* Exercise brief *
Copy out each line below that has the word "JSON" in it.

* Extracted data *
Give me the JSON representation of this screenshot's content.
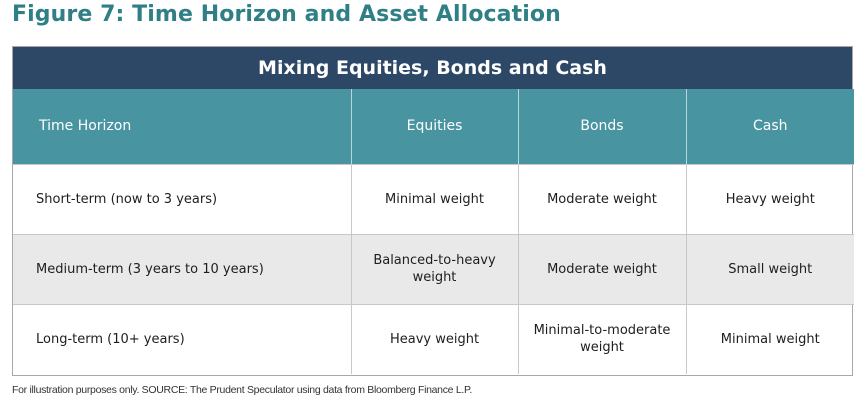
{
  "figure": {
    "title": "Figure 7: Time Horizon and Asset Allocation",
    "colors": {
      "title": "#2f7f86",
      "banner": "#2d4766",
      "header": "#4895a1",
      "stripe": "#e9e9e9"
    }
  },
  "table": {
    "banner": "Mixing Equities, Bonds and Cash",
    "headers": [
      "Time Horizon",
      "Equities",
      "Bonds",
      "Cash"
    ],
    "rows": [
      [
        "Short-term (now to 3 years)",
        "Minimal weight",
        "Moderate weight",
        "Heavy weight"
      ],
      [
        "Medium-term (3 years to 10 years)",
        "Balanced-to-heavy weight",
        "Moderate weight",
        "Small weight"
      ],
      [
        "Long-term (10+ years)",
        "Heavy weight",
        "Minimal-to-moderate weight",
        "Minimal weight"
      ]
    ]
  },
  "source": "For illustration purposes only. SOURCE: The Prudent Speculator using data from Bloomberg Finance L.P."
}
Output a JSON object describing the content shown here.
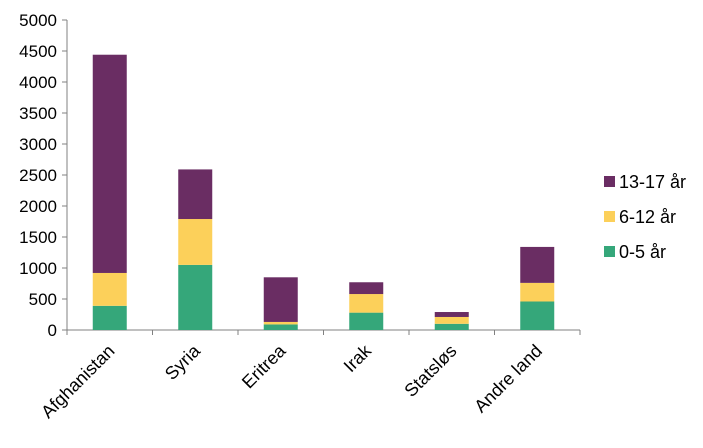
{
  "chart_data": {
    "type": "bar",
    "stacked": true,
    "title": "",
    "xlabel": "",
    "ylabel": "",
    "ylim": [
      0,
      5000
    ],
    "yticks": [
      0,
      500,
      1000,
      1500,
      2000,
      2500,
      3000,
      3500,
      4000,
      4500,
      5000
    ],
    "grid": false,
    "legend_position": "right",
    "categories": [
      "Afghanistan",
      "Syria",
      "Eritrea",
      "Irak",
      "Statsløs",
      "Andre land"
    ],
    "series": [
      {
        "name": "0-5 år",
        "color": "#35a77a",
        "values": [
          390,
          1050,
          90,
          280,
          100,
          460
        ]
      },
      {
        "name": "6-12 år",
        "color": "#fcd05a",
        "values": [
          530,
          740,
          40,
          300,
          110,
          300
        ]
      },
      {
        "name": "13-17 år",
        "color": "#6a2d63",
        "values": [
          3520,
          800,
          720,
          190,
          80,
          580
        ]
      }
    ]
  }
}
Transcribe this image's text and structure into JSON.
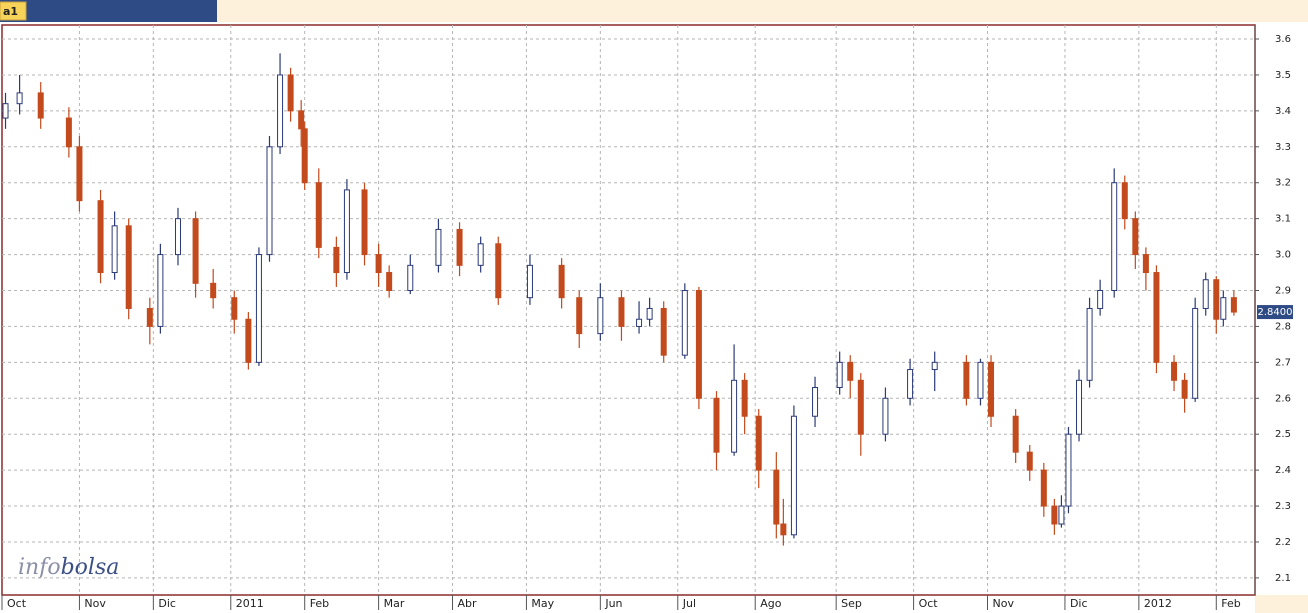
{
  "tab_label": "a1",
  "watermark_info": "info",
  "watermark_bolsa": "bolsa",
  "chart_data": {
    "type": "candlestick",
    "up_color": "#2b3a78",
    "down_color": "#c24a1c",
    "grid": true,
    "xlim": [
      0,
      356
    ],
    "xticks": [
      {
        "value": 0,
        "label": "Oct"
      },
      {
        "value": 22,
        "label": "Nov"
      },
      {
        "value": 43,
        "label": "Dic"
      },
      {
        "value": 65,
        "label": "2011"
      },
      {
        "value": 86,
        "label": "Feb"
      },
      {
        "value": 107,
        "label": "Mar"
      },
      {
        "value": 128,
        "label": "Abr"
      },
      {
        "value": 149,
        "label": "May"
      },
      {
        "value": 170,
        "label": "Jun"
      },
      {
        "value": 192,
        "label": "Jul"
      },
      {
        "value": 214,
        "label": "Ago"
      },
      {
        "value": 237,
        "label": "Sep"
      },
      {
        "value": 259,
        "label": "Oct"
      },
      {
        "value": 280,
        "label": "Nov"
      },
      {
        "value": 302,
        "label": "Dic"
      },
      {
        "value": 323,
        "label": "2012"
      },
      {
        "value": 345,
        "label": "Feb"
      }
    ],
    "ylim": [
      2.058,
      3.639
    ],
    "yticks": [
      2.1,
      2.2,
      2.3,
      2.4,
      2.5,
      2.6,
      2.7,
      2.8,
      2.9,
      {
        "value": 3,
        "label": "3.0"
      },
      3.1,
      3.2,
      3.3,
      3.4,
      3.5,
      3.6
    ],
    "last_price": {
      "value": 2.84,
      "label": "2.8400"
    },
    "x": [
      1,
      5,
      11,
      19,
      22,
      28,
      32,
      36,
      42,
      45,
      50,
      55,
      60,
      66,
      70,
      73,
      76,
      79,
      82,
      85,
      86,
      90,
      95,
      98,
      103,
      107,
      110,
      116,
      124,
      130,
      136,
      141,
      150,
      159,
      164,
      170,
      176,
      181,
      184,
      188,
      194,
      198,
      203,
      208,
      211,
      215,
      220,
      222,
      225,
      231,
      238,
      241,
      244,
      251,
      258,
      265,
      274,
      278,
      281,
      288,
      292,
      296,
      299,
      301,
      303,
      306,
      309,
      312,
      316,
      319,
      322,
      325,
      328,
      333,
      336,
      339,
      342,
      345,
      347,
      350
    ],
    "open": [
      3.38,
      3.42,
      3.45,
      3.38,
      3.3,
      3.15,
      2.95,
      3.08,
      2.85,
      2.8,
      3.0,
      3.1,
      2.92,
      2.88,
      2.82,
      2.7,
      3.0,
      3.3,
      3.5,
      3.4,
      3.35,
      3.2,
      3.02,
      2.95,
      3.18,
      3.0,
      2.95,
      2.9,
      2.97,
      3.07,
      2.97,
      3.03,
      2.88,
      2.97,
      2.88,
      2.78,
      2.88,
      2.8,
      2.82,
      2.85,
      2.72,
      2.9,
      2.6,
      2.45,
      2.65,
      2.55,
      2.4,
      2.25,
      2.22,
      2.55,
      2.63,
      2.7,
      2.65,
      2.5,
      2.6,
      2.68,
      2.7,
      2.6,
      2.7,
      2.55,
      2.45,
      2.4,
      2.3,
      2.25,
      2.3,
      2.5,
      2.65,
      2.85,
      2.9,
      3.2,
      3.1,
      3.0,
      2.95,
      2.7,
      2.65,
      2.6,
      2.85,
      2.93,
      2.82,
      2.88
    ],
    "high": [
      3.45,
      3.5,
      3.48,
      3.41,
      3.33,
      3.18,
      3.12,
      3.1,
      2.88,
      3.03,
      3.13,
      3.12,
      2.96,
      2.9,
      2.84,
      3.02,
      3.33,
      3.56,
      3.52,
      3.43,
      3.37,
      3.24,
      3.05,
      3.21,
      3.2,
      3.03,
      2.97,
      3.0,
      3.1,
      3.09,
      3.05,
      3.05,
      3.0,
      2.99,
      2.9,
      2.92,
      2.9,
      2.87,
      2.88,
      2.87,
      2.92,
      2.91,
      2.62,
      2.75,
      2.67,
      2.57,
      2.45,
      2.32,
      2.58,
      2.66,
      2.73,
      2.72,
      2.67,
      2.63,
      2.71,
      2.73,
      2.72,
      2.71,
      2.72,
      2.57,
      2.47,
      2.42,
      2.32,
      2.33,
      2.52,
      2.68,
      2.88,
      2.93,
      3.24,
      3.22,
      3.12,
      3.02,
      2.97,
      2.72,
      2.67,
      2.88,
      2.95,
      2.94,
      2.9,
      2.9
    ],
    "low": [
      3.35,
      3.39,
      3.35,
      3.27,
      3.12,
      2.92,
      2.93,
      2.82,
      2.75,
      2.78,
      2.97,
      2.88,
      2.85,
      2.78,
      2.68,
      2.69,
      2.98,
      3.28,
      3.37,
      3.3,
      3.18,
      2.99,
      2.91,
      2.93,
      2.97,
      2.91,
      2.88,
      2.89,
      2.95,
      2.94,
      2.95,
      2.86,
      2.86,
      2.85,
      2.74,
      2.76,
      2.76,
      2.78,
      2.8,
      2.7,
      2.71,
      2.57,
      2.4,
      2.44,
      2.5,
      2.35,
      2.21,
      2.19,
      2.21,
      2.52,
      2.61,
      2.6,
      2.44,
      2.48,
      2.58,
      2.62,
      2.58,
      2.58,
      2.52,
      2.42,
      2.37,
      2.27,
      2.22,
      2.24,
      2.28,
      2.48,
      2.63,
      2.83,
      2.88,
      3.07,
      2.96,
      2.9,
      2.67,
      2.62,
      2.56,
      2.59,
      2.83,
      2.78,
      2.8,
      2.83
    ],
    "close": [
      3.42,
      3.45,
      3.38,
      3.3,
      3.15,
      2.95,
      3.08,
      2.85,
      2.8,
      3.0,
      3.1,
      2.92,
      2.88,
      2.82,
      2.7,
      3.0,
      3.3,
      3.5,
      3.4,
      3.35,
      3.2,
      3.02,
      2.95,
      3.18,
      3.0,
      2.95,
      2.9,
      2.97,
      3.07,
      2.97,
      3.03,
      2.88,
      2.97,
      2.88,
      2.78,
      2.88,
      2.8,
      2.82,
      2.85,
      2.72,
      2.9,
      2.6,
      2.45,
      2.65,
      2.55,
      2.4,
      2.25,
      2.22,
      2.55,
      2.63,
      2.7,
      2.65,
      2.5,
      2.6,
      2.68,
      2.7,
      2.6,
      2.7,
      2.55,
      2.45,
      2.4,
      2.3,
      2.25,
      2.3,
      2.5,
      2.65,
      2.85,
      2.9,
      3.2,
      3.1,
      3.0,
      2.95,
      2.7,
      2.65,
      2.6,
      2.85,
      2.93,
      2.82,
      2.88,
      2.84
    ]
  }
}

* Task answer *
Give me the JSON representation of this screenshot's content.
Output a JSON object describing the content shown here.
Transcribe this image's text and structure into JSON.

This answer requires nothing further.